— Exercise details —
Make a verbatim transcription of the records, without the pictures.

— Data extract —
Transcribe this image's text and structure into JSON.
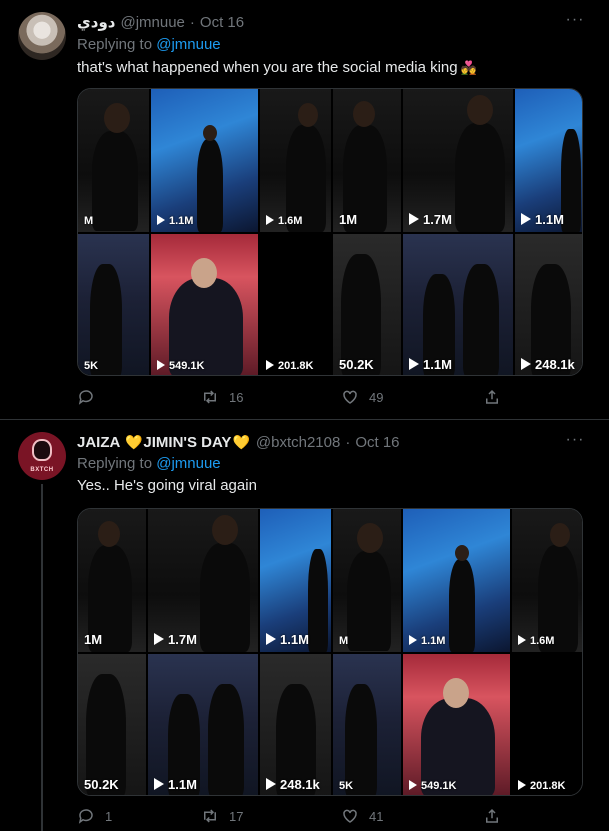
{
  "tweets": [
    {
      "display_name": "دودي",
      "handle": "@jmnuue",
      "separator": "·",
      "date": "Oct 16",
      "replying_prefix": "Replying to",
      "replying_to": "@jmnuue",
      "text": "that's what happened when you are the social media king",
      "emoji": "💑",
      "more": "···",
      "media_views": [
        "M",
        "1.1M",
        "1.6M",
        "1M",
        "1.7M",
        "1.1M",
        "5K",
        "549.1K",
        "201.8K",
        "50.2K",
        "1.1M",
        "248.1k"
      ],
      "reply_count": "",
      "retweet_count": "16",
      "like_count": "49"
    },
    {
      "display_name_part1": "JAIZA",
      "heart": "💛",
      "display_name_part2": "JIMIN'S DAY",
      "handle": "@bxtch2108",
      "separator": "·",
      "date": "Oct 16",
      "replying_prefix": "Replying to",
      "replying_to": "@jmnuue",
      "text": "Yes.. He's going viral again",
      "more": "···",
      "avatar_text": "BXTCH",
      "media_views": [
        "1M",
        "1.7M",
        "1.1M",
        "M",
        "1.1M",
        "1.6M",
        "50.2K",
        "1.1M",
        "248.1k",
        "5K",
        "549.1K",
        "201.8K"
      ],
      "reply_count": "1",
      "retweet_count": "17",
      "like_count": "41"
    }
  ],
  "colors": {
    "background": "#000000",
    "text": "#e7e9ea",
    "secondary": "#71767b",
    "link": "#1d9bf0",
    "divider": "#2f3336"
  }
}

— Response area —
Transcribe this image's text and structure into JSON.
{
  "tweets": [
    {
      "display_name": "دودي",
      "handle": "@jmnuue",
      "separator": "·",
      "date": "Oct 16",
      "replying_prefix": "Replying to",
      "replying_to": "@jmnuue",
      "text": "that's what happened when you are the social media king",
      "emoji": "💑",
      "more": "···",
      "media_views": [
        "M",
        "1.1M",
        "1.6M",
        "1M",
        "1.7M",
        "1.1M",
        "5K",
        "549.1K",
        "201.8K",
        "50.2K",
        "1.1M",
        "248.1k"
      ],
      "reply_count": "",
      "retweet_count": "16",
      "like_count": "49"
    },
    {
      "display_name_part1": "JAIZA",
      "heart": "💛",
      "display_name_part2": "JIMIN'S DAY",
      "handle": "@bxtch2108",
      "separator": "·",
      "date": "Oct 16",
      "replying_prefix": "Replying to",
      "replying_to": "@jmnuue",
      "text": "Yes.. He's going viral again",
      "more": "···",
      "avatar_text": "BXTCH",
      "media_views": [
        "1M",
        "1.7M",
        "1.1M",
        "M",
        "1.1M",
        "1.6M",
        "50.2K",
        "1.1M",
        "248.1k",
        "5K",
        "549.1K",
        "201.8K"
      ],
      "reply_count": "1",
      "retweet_count": "17",
      "like_count": "41"
    }
  ],
  "colors": {
    "background": "#000000",
    "text": "#e7e9ea",
    "secondary": "#71767b",
    "link": "#1d9bf0",
    "divider": "#2f3336"
  }
}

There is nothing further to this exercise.